Set exercise:
Can you restate the records below word for word?
::: Data listing :::
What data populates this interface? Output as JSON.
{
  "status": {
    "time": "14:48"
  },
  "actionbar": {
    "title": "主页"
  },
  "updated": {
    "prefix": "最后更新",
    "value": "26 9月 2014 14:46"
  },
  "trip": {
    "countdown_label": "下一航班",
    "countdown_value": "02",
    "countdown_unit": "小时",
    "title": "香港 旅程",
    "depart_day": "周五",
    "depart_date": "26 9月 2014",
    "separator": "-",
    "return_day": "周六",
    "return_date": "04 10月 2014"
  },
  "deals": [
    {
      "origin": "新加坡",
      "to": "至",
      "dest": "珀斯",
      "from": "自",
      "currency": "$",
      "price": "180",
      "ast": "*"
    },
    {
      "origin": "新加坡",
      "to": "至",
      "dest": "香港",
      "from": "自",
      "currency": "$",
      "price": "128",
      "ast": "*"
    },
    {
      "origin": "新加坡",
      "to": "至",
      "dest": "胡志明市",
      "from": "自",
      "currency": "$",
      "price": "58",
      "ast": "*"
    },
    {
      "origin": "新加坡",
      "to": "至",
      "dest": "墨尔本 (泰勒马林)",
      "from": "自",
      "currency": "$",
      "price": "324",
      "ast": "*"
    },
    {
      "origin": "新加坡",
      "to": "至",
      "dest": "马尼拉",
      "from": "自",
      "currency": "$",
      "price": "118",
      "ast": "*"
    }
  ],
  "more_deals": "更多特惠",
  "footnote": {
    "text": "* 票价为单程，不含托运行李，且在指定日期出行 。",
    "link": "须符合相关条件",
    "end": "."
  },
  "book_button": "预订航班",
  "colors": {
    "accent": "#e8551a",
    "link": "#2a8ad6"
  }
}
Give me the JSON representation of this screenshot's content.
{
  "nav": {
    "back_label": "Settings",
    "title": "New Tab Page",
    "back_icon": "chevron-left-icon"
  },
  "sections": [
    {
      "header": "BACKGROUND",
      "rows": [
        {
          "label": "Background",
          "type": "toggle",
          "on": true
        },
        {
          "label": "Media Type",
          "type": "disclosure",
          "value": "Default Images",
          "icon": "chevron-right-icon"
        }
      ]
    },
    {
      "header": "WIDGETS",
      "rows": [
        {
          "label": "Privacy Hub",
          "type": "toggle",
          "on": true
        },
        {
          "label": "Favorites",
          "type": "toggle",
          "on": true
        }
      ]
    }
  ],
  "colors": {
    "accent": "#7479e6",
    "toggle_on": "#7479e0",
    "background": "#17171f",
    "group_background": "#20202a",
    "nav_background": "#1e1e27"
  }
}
:::
Written response:
What data populates this interface? Output as JSON.
{
  "status": {
    "time": "14:48"
  },
  "actionbar": {
    "title": "主页"
  },
  "updated": {
    "prefix": "最后更新",
    "value": "26 9月 2014 14:46"
  },
  "trip": {
    "countdown_label": "下一航班",
    "countdown_value": "02",
    "countdown_unit": "小时",
    "title": "香港 旅程",
    "depart_day": "周五",
    "depart_date": "26 9月 2014",
    "separator": "-",
    "return_day": "周六",
    "return_date": "04 10月 2014"
  },
  "deals": [
    {
      "origin": "新加坡",
      "to": "至",
      "dest": "珀斯",
      "from": "自",
      "currency": "$",
      "price": "180",
      "ast": "*"
    },
    {
      "origin": "新加坡",
      "to": "至",
      "dest": "香港",
      "from": "自",
      "currency": "$",
      "price": "128",
      "ast": "*"
    },
    {
      "origin": "新加坡",
      "to": "至",
      "dest": "胡志明市",
      "from": "自",
      "currency": "$",
      "price": "58",
      "ast": "*"
    },
    {
      "origin": "新加坡",
      "to": "至",
      "dest": "墨尔本 (泰勒马林)",
      "from": "自",
      "currency": "$",
      "price": "324",
      "ast": "*"
    },
    {
      "origin": "新加坡",
      "to": "至",
      "dest": "马尼拉",
      "from": "自",
      "currency": "$",
      "price": "118",
      "ast": "*"
    }
  ],
  "more_deals": "更多特惠",
  "footnote": {
    "text": "* 票价为单程，不含托运行李，且在指定日期出行 。",
    "link": "须符合相关条件",
    "end": "."
  },
  "book_button": "预订航班",
  "colors": {
    "accent": "#e8551a",
    "link": "#2a8ad6"
  }
}
Give me the JSON representation of this screenshot's content.
{
  "nav": {
    "back_label": "Settings",
    "title": "New Tab Page",
    "back_icon": "chevron-left-icon"
  },
  "sections": [
    {
      "header": "BACKGROUND",
      "rows": [
        {
          "label": "Background",
          "type": "toggle",
          "on": true
        },
        {
          "label": "Media Type",
          "type": "disclosure",
          "value": "Default Images",
          "icon": "chevron-right-icon"
        }
      ]
    },
    {
      "header": "WIDGETS",
      "rows": [
        {
          "label": "Privacy Hub",
          "type": "toggle",
          "on": true
        },
        {
          "label": "Favorites",
          "type": "toggle",
          "on": true
        }
      ]
    }
  ],
  "colors": {
    "accent": "#7479e6",
    "toggle_on": "#7479e0",
    "background": "#17171f",
    "group_background": "#20202a",
    "nav_background": "#1e1e27"
  }
}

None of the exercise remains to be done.